**** Input records ****

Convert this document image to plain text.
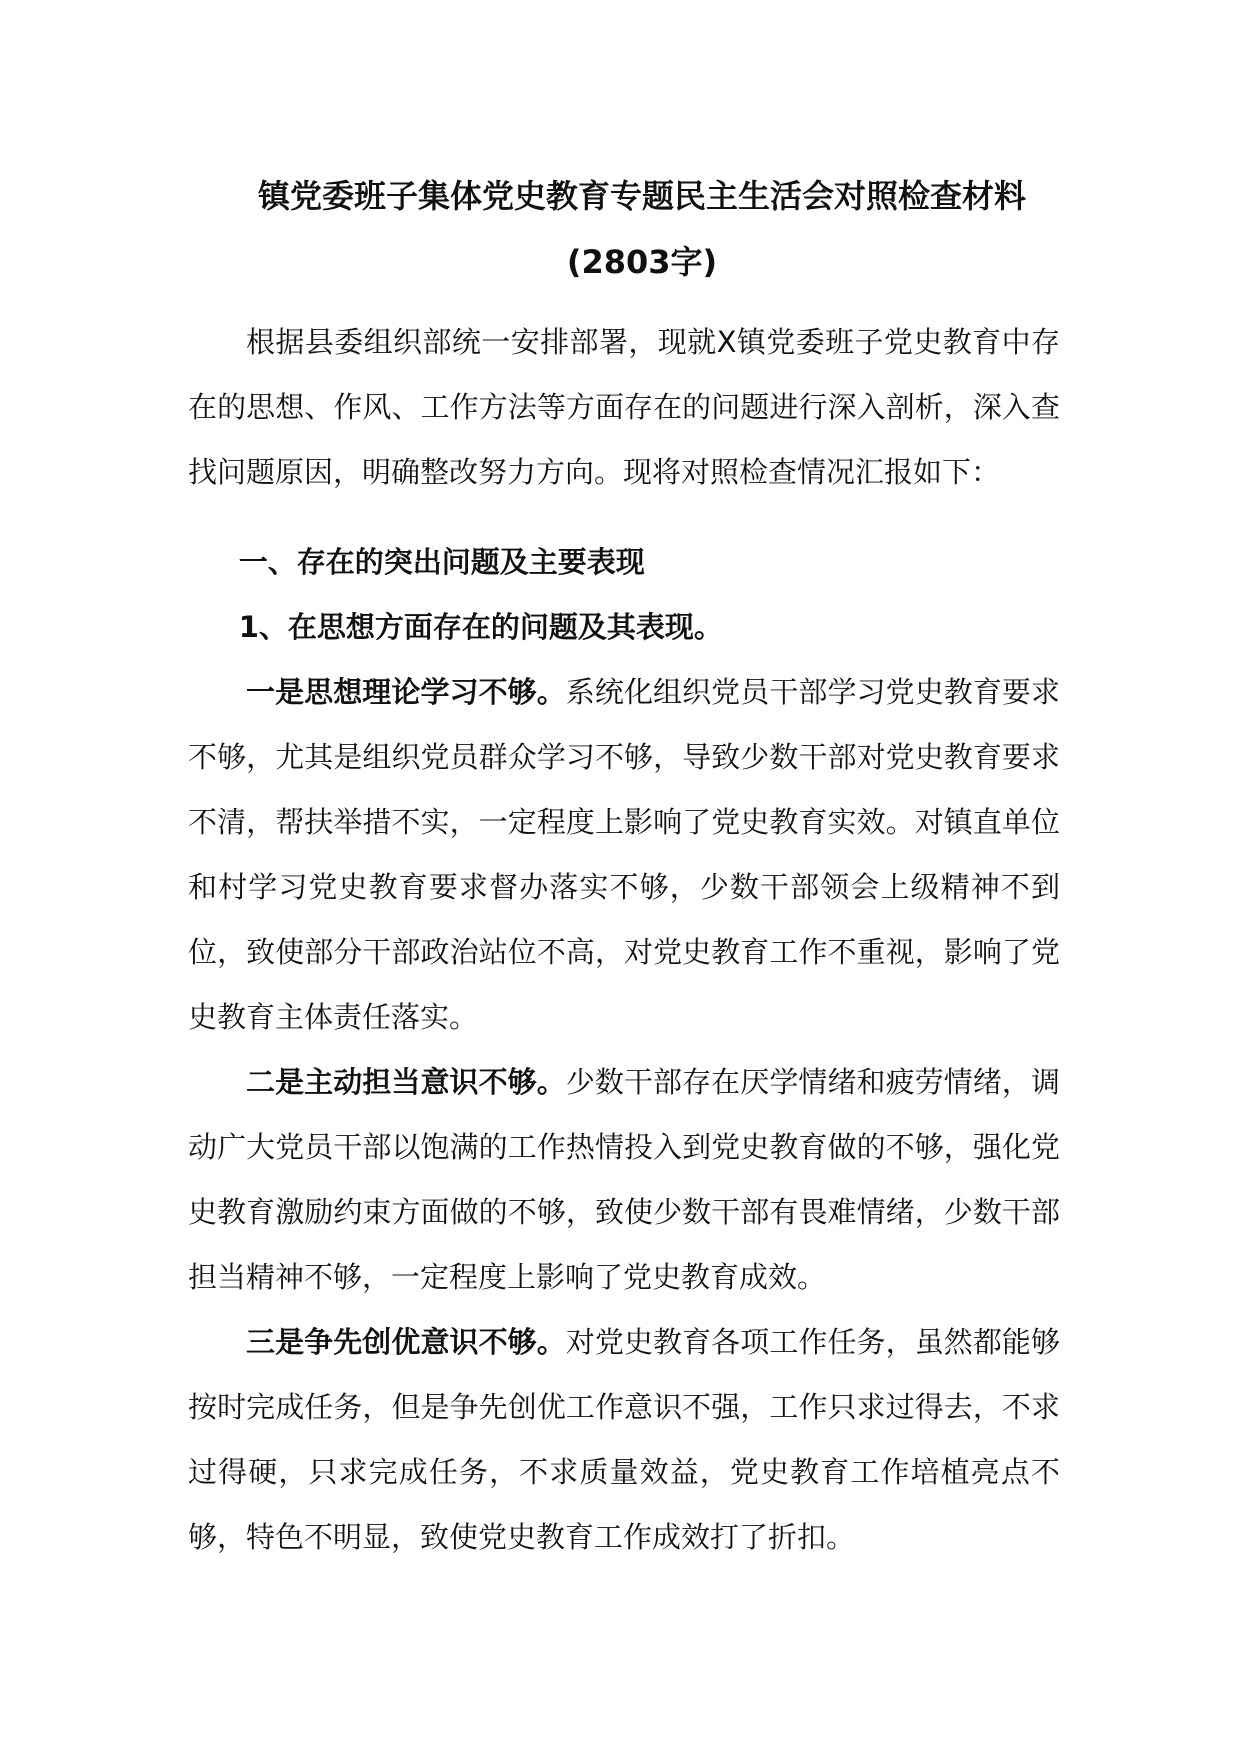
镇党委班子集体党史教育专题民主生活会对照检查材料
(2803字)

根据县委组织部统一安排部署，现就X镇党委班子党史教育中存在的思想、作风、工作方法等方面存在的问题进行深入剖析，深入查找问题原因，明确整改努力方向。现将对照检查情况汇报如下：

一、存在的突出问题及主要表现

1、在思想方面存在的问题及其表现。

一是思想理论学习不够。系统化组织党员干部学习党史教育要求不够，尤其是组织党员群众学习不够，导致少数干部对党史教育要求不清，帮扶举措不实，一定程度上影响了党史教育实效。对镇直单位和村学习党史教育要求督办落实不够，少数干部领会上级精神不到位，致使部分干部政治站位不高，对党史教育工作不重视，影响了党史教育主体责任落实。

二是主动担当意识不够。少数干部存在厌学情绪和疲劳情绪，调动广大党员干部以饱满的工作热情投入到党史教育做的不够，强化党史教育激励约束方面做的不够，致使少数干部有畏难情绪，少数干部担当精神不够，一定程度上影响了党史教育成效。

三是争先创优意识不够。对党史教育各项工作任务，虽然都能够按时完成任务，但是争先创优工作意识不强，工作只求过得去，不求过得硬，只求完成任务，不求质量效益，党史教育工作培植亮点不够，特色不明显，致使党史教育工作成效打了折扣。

****

> [Your goal]
Write out each entry exactly as given, omitting any picture.

> [Finished answer]
Convert this document image to plain text.
镇党委班子集体党史教育专题民主生活会对照检查材料
(2803字)

根据县委组织部统一安排部署，现就X镇党委班子党史教育中存在的思想、作风、工作方法等方面存在的问题进行深入剖析，深入查找问题原因，明确整改努力方向。现将对照检查情况汇报如下：

一、存在的突出问题及主要表现

1、在思想方面存在的问题及其表现。

一是思想理论学习不够。系统化组织党员干部学习党史教育要求不够，尤其是组织党员群众学习不够，导致少数干部对党史教育要求不清，帮扶举措不实，一定程度上影响了党史教育实效。对镇直单位和村学习党史教育要求督办落实不够，少数干部领会上级精神不到位，致使部分干部政治站位不高，对党史教育工作不重视，影响了党史教育主体责任落实。

二是主动担当意识不够。少数干部存在厌学情绪和疲劳情绪，调动广大党员干部以饱满的工作热情投入到党史教育做的不够，强化党史教育激励约束方面做的不够，致使少数干部有畏难情绪，少数干部担当精神不够，一定程度上影响了党史教育成效。

三是争先创优意识不够。对党史教育各项工作任务，虽然都能够按时完成任务，但是争先创优工作意识不强，工作只求过得去，不求过得硬，只求完成任务，不求质量效益，党史教育工作培植亮点不够，特色不明显，致使党史教育工作成效打了折扣。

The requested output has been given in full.